-- Begin Record set --

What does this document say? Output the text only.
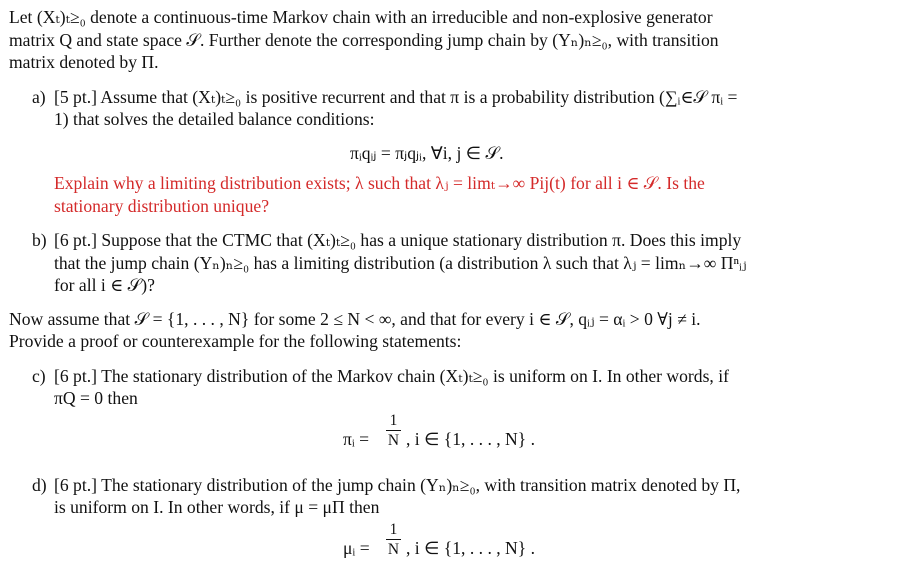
Let (Xₜ)ₜ≥₀ denote a continuous-time Markov chain with an irreducible and non-explosive generator
matrix Q and state space 𝒮. Further denote the corresponding jump chain by (Yₙ)ₙ≥₀, with transition
matrix denoted by Π.
a) [5 pt.] Assume that (Xₜ)ₜ≥₀ is positive recurrent and that π is a probability distribution (∑ᵢ∈𝒮 πᵢ =
1) that solves the detailed balance conditions:
πᵢqᵢⱼ = πⱼqⱼᵢ, ∀i, j ∈ 𝒮.
Explain why a limiting distribution exists; λ such that λⱼ = limₜ→∞ Pij(t) for all i ∈ 𝒮. Is the
stationary distribution unique?
b) [6 pt.] Suppose that the CTMC that (Xₜ)ₜ≥₀ has a unique stationary distribution π. Does this imply
that the jump chain (Yₙ)ₙ≥₀ has a limiting distribution (a distribution λ such that λⱼ = limₙ→∞ Πⁿᵢⱼ
for all i ∈ 𝒮)?
Now assume that 𝒮 = {1, . . . , N} for some 2 ≤ N < ∞, and that for every i ∈ 𝒮, qᵢⱼ = αᵢ > 0 ∀j ≠ i.
Provide a proof or counterexample for the following statements:
c) [6 pt.] The stationary distribution of the Markov chain (Xₜ)ₜ≥₀ is uniform on I. In other words, if
πQ = 0 then
πᵢ =
1
N , i ∈ {1, . . . , N} .
d) [6 pt.] The stationary distribution of the jump chain (Yₙ)ₙ≥₀, with transition matrix denoted by Π,
is uniform on I. In other words, if μ = μΠ then
μᵢ =
1
N , i ∈ {1, . . . , N} .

-- End Record set --

Transcribe every entry word for word, but skip the pictures.

What does this document say? Output the text only.
Let (Xₜ)ₜ≥₀ denote a continuous-time Markov chain with an irreducible and non-explosive generator
matrix Q and state space 𝒮. Further denote the corresponding jump chain by (Yₙ)ₙ≥₀, with transition
matrix denoted by Π.
a) [5 pt.] Assume that (Xₜ)ₜ≥₀ is positive recurrent and that π is a probability distribution (∑ᵢ∈𝒮 πᵢ =
1) that solves the detailed balance conditions:
πᵢqᵢⱼ = πⱼqⱼᵢ, ∀i, j ∈ 𝒮.
Explain why a limiting distribution exists; λ such that λⱼ = limₜ→∞ Pij(t) for all i ∈ 𝒮. Is the
stationary distribution unique?
b) [6 pt.] Suppose that the CTMC that (Xₜ)ₜ≥₀ has a unique stationary distribution π. Does this imply
that the jump chain (Yₙ)ₙ≥₀ has a limiting distribution (a distribution λ such that λⱼ = limₙ→∞ Πⁿᵢⱼ
for all i ∈ 𝒮)?
Now assume that 𝒮 = {1, . . . , N} for some 2 ≤ N < ∞, and that for every i ∈ 𝒮, qᵢⱼ = αᵢ > 0 ∀j ≠ i.
Provide a proof or counterexample for the following statements:
c) [6 pt.] The stationary distribution of the Markov chain (Xₜ)ₜ≥₀ is uniform on I. In other words, if
πQ = 0 then
πᵢ =
1
N , i ∈ {1, . . . , N} .
d) [6 pt.] The stationary distribution of the jump chain (Yₙ)ₙ≥₀, with transition matrix denoted by Π,
is uniform on I. In other words, if μ = μΠ then
μᵢ =
1
N , i ∈ {1, . . . , N} .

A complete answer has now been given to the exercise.